Do this:
Rewrite each line of the records below as an item in a numbered list, dropping any blank lines.

Data for this exercise:

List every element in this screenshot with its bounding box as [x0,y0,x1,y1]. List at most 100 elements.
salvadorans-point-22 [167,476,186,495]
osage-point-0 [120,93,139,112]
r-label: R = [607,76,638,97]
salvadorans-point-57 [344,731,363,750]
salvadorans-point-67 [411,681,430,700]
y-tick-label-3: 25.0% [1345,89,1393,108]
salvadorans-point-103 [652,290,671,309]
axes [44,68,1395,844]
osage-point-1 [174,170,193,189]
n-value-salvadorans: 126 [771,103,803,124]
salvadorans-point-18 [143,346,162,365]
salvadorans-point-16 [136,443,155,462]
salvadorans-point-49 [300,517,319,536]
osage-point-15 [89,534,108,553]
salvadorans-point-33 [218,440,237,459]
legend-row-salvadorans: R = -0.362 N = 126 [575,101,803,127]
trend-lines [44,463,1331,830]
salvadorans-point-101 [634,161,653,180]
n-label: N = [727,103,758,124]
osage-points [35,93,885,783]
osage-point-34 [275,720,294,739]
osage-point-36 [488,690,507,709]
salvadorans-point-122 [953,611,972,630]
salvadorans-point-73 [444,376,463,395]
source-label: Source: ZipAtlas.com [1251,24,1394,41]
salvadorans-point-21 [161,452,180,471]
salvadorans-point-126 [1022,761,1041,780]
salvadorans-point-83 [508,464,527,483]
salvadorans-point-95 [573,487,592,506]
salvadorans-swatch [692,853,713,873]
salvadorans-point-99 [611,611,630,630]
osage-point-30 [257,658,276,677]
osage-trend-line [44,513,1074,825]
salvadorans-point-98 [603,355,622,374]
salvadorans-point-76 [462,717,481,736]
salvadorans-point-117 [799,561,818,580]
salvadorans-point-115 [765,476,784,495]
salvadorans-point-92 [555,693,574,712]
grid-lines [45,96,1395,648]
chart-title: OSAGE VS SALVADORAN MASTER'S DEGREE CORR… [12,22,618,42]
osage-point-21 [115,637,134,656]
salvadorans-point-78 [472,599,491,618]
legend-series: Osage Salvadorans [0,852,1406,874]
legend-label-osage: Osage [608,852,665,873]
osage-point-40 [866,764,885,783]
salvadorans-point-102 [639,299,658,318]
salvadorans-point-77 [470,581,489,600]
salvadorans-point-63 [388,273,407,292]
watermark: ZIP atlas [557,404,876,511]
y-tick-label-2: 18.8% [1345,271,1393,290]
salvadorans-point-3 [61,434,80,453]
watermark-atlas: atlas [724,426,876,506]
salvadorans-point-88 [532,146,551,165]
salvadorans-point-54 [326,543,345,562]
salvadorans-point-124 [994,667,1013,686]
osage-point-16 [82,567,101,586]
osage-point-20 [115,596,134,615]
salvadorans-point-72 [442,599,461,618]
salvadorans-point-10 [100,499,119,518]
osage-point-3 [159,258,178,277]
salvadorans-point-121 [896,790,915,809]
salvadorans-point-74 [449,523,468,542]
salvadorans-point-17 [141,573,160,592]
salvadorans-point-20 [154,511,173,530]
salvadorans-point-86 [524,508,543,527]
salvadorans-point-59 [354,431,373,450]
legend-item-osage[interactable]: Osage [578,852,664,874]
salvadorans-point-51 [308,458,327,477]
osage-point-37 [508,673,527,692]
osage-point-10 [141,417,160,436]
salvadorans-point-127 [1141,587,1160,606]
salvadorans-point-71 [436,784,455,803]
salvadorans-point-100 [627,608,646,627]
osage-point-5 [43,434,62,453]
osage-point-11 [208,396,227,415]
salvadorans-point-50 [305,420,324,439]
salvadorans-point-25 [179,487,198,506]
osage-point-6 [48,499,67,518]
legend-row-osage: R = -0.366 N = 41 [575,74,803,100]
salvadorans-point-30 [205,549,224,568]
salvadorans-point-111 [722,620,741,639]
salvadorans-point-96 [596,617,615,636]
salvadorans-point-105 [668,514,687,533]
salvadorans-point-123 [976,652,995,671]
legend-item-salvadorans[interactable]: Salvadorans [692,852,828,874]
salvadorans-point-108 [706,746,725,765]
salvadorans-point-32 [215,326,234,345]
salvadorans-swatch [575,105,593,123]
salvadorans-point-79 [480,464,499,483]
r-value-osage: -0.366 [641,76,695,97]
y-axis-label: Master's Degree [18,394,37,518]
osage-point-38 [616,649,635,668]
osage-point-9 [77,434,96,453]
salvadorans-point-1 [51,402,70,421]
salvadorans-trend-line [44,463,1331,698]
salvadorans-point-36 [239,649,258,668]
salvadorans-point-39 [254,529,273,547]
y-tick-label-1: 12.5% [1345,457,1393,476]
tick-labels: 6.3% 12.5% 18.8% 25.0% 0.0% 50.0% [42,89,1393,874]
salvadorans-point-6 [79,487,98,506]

Result below:
1. List every element in this screenshot with its bounding box as [x0,y0,x1,y1]. List at most 100 elements.
2. salvadorans-point-22 [167,476,186,495]
3. osage-point-0 [120,93,139,112]
4. r-label: R = [607,76,638,97]
5. salvadorans-point-57 [344,731,363,750]
6. salvadorans-point-67 [411,681,430,700]
7. y-tick-label-3: 25.0% [1345,89,1393,108]
8. salvadorans-point-103 [652,290,671,309]
9. axes [44,68,1395,844]
10. osage-point-1 [174,170,193,189]
11. n-value-salvadorans: 126 [771,103,803,124]
12. salvadorans-point-18 [143,346,162,365]
13. salvadorans-point-16 [136,443,155,462]
14. salvadorans-point-49 [300,517,319,536]
15. osage-point-15 [89,534,108,553]
16. salvadorans-point-33 [218,440,237,459]
17. legend-row-salvadorans: R = -0.362 N = 126 [575,101,803,127]
18. trend-lines [44,463,1331,830]
19. salvadorans-point-101 [634,161,653,180]
20. n-label: N = [727,103,758,124]
21. osage-points [35,93,885,783]
22. osage-point-34 [275,720,294,739]
23. osage-point-36 [488,690,507,709]
24. salvadorans-point-122 [953,611,972,630]
25. salvadorans-point-73 [444,376,463,395]
26. source-label: Source: ZipAtlas.com [1251,24,1394,41]
27. salvadorans-point-21 [161,452,180,471]
28. salvadorans-point-126 [1022,761,1041,780]
29. salvadorans-point-83 [508,464,527,483]
30. salvadorans-point-95 [573,487,592,506]
31. salvadorans-swatch [692,853,713,873]
32. salvadorans-point-99 [611,611,630,630]
33. osage-point-30 [257,658,276,677]
34. osage-trend-line [44,513,1074,825]
35. salvadorans-point-98 [603,355,622,374]
36. salvadorans-point-76 [462,717,481,736]
37. salvadorans-point-117 [799,561,818,580]
38. salvadorans-point-115 [765,476,784,495]
39. salvadorans-point-92 [555,693,574,712]
40. grid-lines [45,96,1395,648]
41. chart-title: OSAGE VS SALVADORAN MASTER'S DEGREE CORR… [12,22,618,42]
42. osage-point-21 [115,637,134,656]
43. salvadorans-point-78 [472,599,491,618]
44. legend-series: Osage Salvadorans [0,852,1406,874]
45. legend-label-osage: Osage [608,852,665,873]
46. osage-point-40 [866,764,885,783]
47. salvadorans-point-102 [639,299,658,318]
48. salvadorans-point-77 [470,581,489,600]
49. salvadorans-point-63 [388,273,407,292]
50. watermark: ZIP atlas [557,404,876,511]
51. y-tick-label-2: 18.8% [1345,271,1393,290]
52. salvadorans-point-3 [61,434,80,453]
53. watermark-atlas: atlas [724,426,876,506]
54. salvadorans-point-88 [532,146,551,165]
55. salvadorans-point-54 [326,543,345,562]
56. salvadorans-point-124 [994,667,1013,686]
57. osage-point-16 [82,567,101,586]
58. osage-point-20 [115,596,134,615]
59. salvadorans-point-72 [442,599,461,618]
60. salvadorans-point-10 [100,499,119,518]
61. osage-point-3 [159,258,178,277]
62. salvadorans-point-121 [896,790,915,809]
63. salvadorans-point-74 [449,523,468,542]
64. salvadorans-point-17 [141,573,160,592]
65. salvadorans-point-20 [154,511,173,530]
66. salvadorans-point-86 [524,508,543,527]
67. salvadorans-point-59 [354,431,373,450]
68. legend-item-osage[interactable]: Osage [578,852,664,874]
69. salvadorans-point-51 [308,458,327,477]
70. osage-point-37 [508,673,527,692]
71. osage-point-10 [141,417,160,436]
72. salvadorans-point-127 [1141,587,1160,606]
73. salvadorans-point-71 [436,784,455,803]
74. salvadorans-point-100 [627,608,646,627]
75. osage-point-5 [43,434,62,453]
76. osage-point-11 [208,396,227,415]
77. salvadorans-point-50 [305,420,324,439]
78. salvadorans-point-25 [179,487,198,506]
79. osage-point-6 [48,499,67,518]
80. legend-row-osage: R = -0.366 N = 41 [575,74,803,100]
81. salvadorans-point-30 [205,549,224,568]
82. salvadorans-point-111 [722,620,741,639]
83. salvadorans-point-96 [596,617,615,636]
84. salvadorans-point-105 [668,514,687,533]
85. salvadorans-point-123 [976,652,995,671]
86. legend-item-salvadorans[interactable]: Salvadorans [692,852,828,874]
87. salvadorans-point-108 [706,746,725,765]
88. salvadorans-point-32 [215,326,234,345]
89. salvadorans-swatch [575,105,593,123]
90. salvadorans-point-79 [480,464,499,483]
91. r-value-osage: -0.366 [641,76,695,97]
92. y-axis-label: Master's Degree [18,394,37,518]
93. osage-point-38 [616,649,635,668]
94. osage-point-9 [77,434,96,453]
95. salvadorans-point-1 [51,402,70,421]
96. salvadorans-trend-line [44,463,1331,698]
97. salvadorans-point-36 [239,649,258,668]
98. salvadorans-point-39 [254,529,273,547]
99. y-tick-label-1: 12.5% [1345,457,1393,476]
100. tick-labels: 6.3% 12.5% 18.8% 25.0% 0.0% 50.0% [42,89,1393,874]
101. salvadorans-point-6 [79,487,98,506]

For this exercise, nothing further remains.